[DATA SHOWN]:
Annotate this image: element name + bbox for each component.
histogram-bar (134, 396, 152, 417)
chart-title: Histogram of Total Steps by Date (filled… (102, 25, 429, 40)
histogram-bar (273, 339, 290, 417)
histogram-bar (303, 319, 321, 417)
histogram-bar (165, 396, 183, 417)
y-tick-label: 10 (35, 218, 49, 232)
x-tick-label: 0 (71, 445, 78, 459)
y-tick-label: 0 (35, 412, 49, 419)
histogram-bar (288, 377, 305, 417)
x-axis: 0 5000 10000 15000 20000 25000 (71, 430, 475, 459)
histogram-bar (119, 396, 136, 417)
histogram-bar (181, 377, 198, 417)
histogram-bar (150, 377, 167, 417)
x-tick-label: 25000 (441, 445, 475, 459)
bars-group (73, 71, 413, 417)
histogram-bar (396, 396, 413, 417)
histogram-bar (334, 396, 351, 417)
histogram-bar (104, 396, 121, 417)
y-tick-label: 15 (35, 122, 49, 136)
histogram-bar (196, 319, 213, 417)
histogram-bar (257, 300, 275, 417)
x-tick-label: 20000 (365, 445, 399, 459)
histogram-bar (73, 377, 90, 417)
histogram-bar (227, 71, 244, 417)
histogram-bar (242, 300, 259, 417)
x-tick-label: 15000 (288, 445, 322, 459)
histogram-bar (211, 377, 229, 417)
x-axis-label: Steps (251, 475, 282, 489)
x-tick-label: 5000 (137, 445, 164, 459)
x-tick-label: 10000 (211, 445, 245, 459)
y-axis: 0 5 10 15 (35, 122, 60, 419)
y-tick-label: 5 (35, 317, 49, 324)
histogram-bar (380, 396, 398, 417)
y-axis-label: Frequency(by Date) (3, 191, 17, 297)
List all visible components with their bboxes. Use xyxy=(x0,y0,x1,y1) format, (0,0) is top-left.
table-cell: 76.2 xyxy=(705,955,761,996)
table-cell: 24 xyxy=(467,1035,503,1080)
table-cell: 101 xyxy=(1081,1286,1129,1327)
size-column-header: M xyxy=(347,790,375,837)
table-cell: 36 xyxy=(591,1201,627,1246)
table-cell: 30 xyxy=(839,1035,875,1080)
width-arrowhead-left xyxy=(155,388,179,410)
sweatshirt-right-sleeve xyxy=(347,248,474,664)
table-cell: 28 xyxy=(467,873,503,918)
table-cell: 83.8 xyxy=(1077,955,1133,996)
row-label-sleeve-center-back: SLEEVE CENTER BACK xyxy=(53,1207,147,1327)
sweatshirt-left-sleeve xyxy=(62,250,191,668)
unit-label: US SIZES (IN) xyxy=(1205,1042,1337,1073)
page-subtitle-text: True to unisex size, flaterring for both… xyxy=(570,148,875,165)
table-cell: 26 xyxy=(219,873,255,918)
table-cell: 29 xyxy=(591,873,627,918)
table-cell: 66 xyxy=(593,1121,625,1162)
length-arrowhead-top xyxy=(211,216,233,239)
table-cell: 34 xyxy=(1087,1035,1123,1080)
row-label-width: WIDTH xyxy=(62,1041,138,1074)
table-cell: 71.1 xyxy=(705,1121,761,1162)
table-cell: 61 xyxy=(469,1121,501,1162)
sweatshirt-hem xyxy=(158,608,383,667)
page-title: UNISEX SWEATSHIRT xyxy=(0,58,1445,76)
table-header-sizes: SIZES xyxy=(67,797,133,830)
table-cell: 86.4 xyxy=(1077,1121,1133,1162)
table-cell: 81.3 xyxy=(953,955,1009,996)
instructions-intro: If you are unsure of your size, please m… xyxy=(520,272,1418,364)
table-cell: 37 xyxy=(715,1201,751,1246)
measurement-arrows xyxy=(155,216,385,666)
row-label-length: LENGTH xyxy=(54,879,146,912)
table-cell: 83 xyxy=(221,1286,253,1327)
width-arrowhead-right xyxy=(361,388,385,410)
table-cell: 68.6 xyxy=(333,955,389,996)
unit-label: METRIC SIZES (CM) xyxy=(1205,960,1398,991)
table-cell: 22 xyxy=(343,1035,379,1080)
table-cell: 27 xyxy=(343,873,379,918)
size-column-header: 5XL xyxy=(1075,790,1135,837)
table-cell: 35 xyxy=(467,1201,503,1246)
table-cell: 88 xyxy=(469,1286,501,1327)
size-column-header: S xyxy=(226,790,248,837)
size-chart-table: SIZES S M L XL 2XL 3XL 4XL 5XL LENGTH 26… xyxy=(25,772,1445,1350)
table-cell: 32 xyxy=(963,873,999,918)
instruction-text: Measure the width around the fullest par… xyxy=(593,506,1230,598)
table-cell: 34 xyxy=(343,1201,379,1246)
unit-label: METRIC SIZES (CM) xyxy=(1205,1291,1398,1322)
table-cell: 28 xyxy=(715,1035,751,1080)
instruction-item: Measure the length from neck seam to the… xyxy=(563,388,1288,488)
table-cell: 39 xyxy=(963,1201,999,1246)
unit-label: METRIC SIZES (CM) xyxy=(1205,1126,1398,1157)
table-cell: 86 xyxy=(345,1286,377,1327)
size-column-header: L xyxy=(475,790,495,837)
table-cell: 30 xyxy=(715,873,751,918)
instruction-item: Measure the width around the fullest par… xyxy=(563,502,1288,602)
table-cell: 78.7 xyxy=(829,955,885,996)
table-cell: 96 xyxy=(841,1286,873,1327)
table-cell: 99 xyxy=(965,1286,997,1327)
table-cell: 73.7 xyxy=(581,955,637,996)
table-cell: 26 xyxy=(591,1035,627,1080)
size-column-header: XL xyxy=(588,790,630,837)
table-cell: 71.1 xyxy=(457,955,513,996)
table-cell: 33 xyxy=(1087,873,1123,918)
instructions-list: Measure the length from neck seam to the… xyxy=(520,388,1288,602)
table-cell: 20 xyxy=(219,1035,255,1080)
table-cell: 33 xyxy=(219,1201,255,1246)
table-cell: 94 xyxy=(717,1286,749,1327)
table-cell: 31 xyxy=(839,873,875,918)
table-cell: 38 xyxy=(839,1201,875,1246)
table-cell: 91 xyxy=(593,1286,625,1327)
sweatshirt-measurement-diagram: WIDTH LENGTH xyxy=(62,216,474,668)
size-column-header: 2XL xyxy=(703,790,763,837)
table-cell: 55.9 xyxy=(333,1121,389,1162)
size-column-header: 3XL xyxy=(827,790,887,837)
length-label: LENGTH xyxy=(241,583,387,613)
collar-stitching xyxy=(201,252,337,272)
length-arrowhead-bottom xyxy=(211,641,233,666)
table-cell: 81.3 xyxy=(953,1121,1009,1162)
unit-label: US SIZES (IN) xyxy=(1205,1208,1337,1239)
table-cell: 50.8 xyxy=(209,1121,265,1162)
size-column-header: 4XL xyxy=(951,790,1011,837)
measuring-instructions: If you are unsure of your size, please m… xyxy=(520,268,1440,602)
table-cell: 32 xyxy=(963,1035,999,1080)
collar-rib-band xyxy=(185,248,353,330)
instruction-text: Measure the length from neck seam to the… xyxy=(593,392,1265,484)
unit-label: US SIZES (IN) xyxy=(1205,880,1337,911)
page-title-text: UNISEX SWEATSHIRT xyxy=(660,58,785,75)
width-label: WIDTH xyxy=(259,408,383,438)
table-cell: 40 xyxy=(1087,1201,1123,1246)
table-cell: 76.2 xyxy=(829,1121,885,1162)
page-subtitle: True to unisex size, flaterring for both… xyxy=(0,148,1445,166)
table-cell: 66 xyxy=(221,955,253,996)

[TASK GOAL]: How many rows above contain the string "Date", with case counting? Reply with the number only.

[COMPLETED TASK]: 2